■ **Given text**:
[OSM-dev] Reducing osm2pgsql memory usage using a database method

Sun Mar 11 17:25:32 GMT 2007

On Sun, 2007-03-11 at 17:37 +0100, Frederik Ramm wrote:
> Hi,
> 
> > There are several perl interface to osm, but working with planet.osm in perl 
> >  - takes 40 minutes only for reading 
> >  - takes 100Bytes of memory for each node stored in memory. 
> >    Which is more than 10 times more than really needed.
> 
> That's not accurate. My script for determining the last-modified time of 
> level-12 tiles processes the full planet file - actually more of it, 
> because it first seeks to the begin of the way portion, then re-starts 
> and seeks to the segment portion, then reads nodes, all to save memory - 
> in less than 15 minutes.
> 

Is this using a true XML reader or a simple line matching approach? 

Many of the Perl scripts to parse OSM data use line based string
matching which always seems like a hack to me since there are no real
guarantees about how the XML lines will be formatted.

■ **Excerpted data**:
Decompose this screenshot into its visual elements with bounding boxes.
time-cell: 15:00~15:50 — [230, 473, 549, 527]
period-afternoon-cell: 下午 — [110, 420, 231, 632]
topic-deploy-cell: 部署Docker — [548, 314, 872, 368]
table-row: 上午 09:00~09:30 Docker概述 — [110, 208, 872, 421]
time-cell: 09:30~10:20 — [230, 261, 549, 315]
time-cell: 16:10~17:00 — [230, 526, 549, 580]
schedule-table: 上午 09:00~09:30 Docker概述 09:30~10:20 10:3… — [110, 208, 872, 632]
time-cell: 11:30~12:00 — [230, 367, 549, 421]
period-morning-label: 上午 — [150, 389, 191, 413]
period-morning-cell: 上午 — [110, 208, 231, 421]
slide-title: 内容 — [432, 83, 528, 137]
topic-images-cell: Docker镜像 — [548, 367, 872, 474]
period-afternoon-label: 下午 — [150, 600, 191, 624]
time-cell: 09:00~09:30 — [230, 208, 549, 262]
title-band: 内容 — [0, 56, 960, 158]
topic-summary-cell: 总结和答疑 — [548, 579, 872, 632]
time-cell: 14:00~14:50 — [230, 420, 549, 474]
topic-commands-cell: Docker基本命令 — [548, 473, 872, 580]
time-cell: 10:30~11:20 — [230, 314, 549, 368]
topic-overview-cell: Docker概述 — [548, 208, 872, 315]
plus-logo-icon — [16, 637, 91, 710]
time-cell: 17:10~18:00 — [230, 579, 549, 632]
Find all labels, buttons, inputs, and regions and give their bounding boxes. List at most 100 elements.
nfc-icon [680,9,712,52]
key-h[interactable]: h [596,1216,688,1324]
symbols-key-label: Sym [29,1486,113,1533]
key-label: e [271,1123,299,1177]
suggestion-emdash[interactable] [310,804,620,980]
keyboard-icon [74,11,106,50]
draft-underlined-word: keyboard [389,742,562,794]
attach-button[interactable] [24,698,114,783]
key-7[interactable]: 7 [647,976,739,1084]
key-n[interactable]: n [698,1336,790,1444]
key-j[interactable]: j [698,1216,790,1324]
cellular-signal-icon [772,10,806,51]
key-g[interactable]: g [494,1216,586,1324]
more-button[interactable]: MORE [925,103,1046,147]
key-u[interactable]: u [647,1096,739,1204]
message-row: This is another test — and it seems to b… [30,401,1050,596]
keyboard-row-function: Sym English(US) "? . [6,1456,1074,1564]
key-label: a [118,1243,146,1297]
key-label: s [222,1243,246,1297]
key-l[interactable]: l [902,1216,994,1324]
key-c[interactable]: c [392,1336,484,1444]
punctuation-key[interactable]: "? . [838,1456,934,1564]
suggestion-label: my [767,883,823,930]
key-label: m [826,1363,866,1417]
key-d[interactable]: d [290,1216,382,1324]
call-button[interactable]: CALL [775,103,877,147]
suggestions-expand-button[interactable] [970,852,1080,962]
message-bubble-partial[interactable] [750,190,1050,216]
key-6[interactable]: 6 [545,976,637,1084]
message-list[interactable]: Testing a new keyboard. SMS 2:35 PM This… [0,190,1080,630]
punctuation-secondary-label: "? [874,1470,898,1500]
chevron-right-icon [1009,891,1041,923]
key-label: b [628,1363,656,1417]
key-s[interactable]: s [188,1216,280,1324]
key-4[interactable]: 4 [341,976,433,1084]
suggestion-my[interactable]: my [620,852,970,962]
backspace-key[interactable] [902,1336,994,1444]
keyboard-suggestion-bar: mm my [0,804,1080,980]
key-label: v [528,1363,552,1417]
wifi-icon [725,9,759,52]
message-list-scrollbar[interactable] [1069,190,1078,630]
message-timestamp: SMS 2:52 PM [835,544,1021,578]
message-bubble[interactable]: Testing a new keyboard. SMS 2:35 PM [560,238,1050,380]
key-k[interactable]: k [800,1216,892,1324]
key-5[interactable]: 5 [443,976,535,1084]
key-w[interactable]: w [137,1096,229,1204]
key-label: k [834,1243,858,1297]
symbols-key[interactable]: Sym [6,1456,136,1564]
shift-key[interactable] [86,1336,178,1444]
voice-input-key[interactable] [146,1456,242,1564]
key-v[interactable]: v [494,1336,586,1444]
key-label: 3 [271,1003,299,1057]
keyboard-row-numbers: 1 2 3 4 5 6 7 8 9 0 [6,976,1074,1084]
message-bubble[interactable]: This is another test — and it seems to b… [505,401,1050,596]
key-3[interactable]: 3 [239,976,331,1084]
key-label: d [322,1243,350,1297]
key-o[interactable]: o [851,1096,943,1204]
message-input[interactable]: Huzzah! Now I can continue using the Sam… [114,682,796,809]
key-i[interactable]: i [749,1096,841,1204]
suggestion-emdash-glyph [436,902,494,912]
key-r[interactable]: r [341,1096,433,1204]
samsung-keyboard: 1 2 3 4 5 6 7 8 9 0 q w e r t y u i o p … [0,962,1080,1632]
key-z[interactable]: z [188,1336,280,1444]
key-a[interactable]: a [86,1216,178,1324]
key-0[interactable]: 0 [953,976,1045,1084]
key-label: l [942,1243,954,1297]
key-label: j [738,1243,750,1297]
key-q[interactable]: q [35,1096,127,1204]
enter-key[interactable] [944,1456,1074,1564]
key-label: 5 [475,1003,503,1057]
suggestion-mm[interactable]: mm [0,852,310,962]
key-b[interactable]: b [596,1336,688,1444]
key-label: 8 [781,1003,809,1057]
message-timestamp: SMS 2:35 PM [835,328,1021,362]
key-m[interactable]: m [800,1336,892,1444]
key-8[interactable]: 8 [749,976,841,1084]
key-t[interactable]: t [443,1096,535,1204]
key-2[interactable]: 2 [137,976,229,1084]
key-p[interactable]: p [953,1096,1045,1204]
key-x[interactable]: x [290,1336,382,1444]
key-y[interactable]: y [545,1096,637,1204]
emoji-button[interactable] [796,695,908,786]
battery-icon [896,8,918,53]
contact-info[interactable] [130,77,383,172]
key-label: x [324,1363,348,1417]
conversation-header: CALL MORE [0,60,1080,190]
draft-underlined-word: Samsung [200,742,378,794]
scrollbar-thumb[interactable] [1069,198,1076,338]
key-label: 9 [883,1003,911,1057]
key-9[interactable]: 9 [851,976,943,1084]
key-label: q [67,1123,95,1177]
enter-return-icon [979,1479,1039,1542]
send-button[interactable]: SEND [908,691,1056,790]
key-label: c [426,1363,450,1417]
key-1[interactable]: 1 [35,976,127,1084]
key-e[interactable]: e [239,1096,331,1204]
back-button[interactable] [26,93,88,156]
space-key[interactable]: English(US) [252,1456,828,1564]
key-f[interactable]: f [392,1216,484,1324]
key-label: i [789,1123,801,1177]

■ **To do**:
a. According to the thread on reducing osm2pgsql memory usage, how long does Frederik Ramm's script take to process the full planet file?
b. Write the next part of the thread on reducing osm2pgsql memory usage, picking up right after its final sentence.
The records stand apart from the thread and are distinct material.

■ **Outputs by task**:
a. Less than 15 minutes.

b.
> And storing a node with lat/lon as float and it's id will need at least 
> 12 bytes in any programming language I know, PLUS the overhead incurred 
> by any hash map structure you decide to use... granted, you'll not be 
> able to live on 12 bytes for a Node in Perl, but you cannot hold Perl 
> responsible for the thoughtless way in which people write their scripts.
> 

My experience in trying to optimise the memory use of the simplify.pl
script was that Perl did require something of the order of 100 bytes per
node using a hash (this is on a 64 bit machine which makes things worse
too). 

In summary, Perl seems great for holding thousands of large sized
objects. When you get to manipulating millions of tiny objects the
overhead introduced by Perl is huge (you better have hundreds of MB of
memory available). The only way to work around this seems to be to
implement some custom data storage in C (e.g. see Bit::Vector) or a
backing store (e.g. DBI or custom binary file format).

I agree that it is possible to write bad code in any language, but some
algorithms require holding lots of data within quick reach to operate
effectively, not everything can be written to use a streaming model.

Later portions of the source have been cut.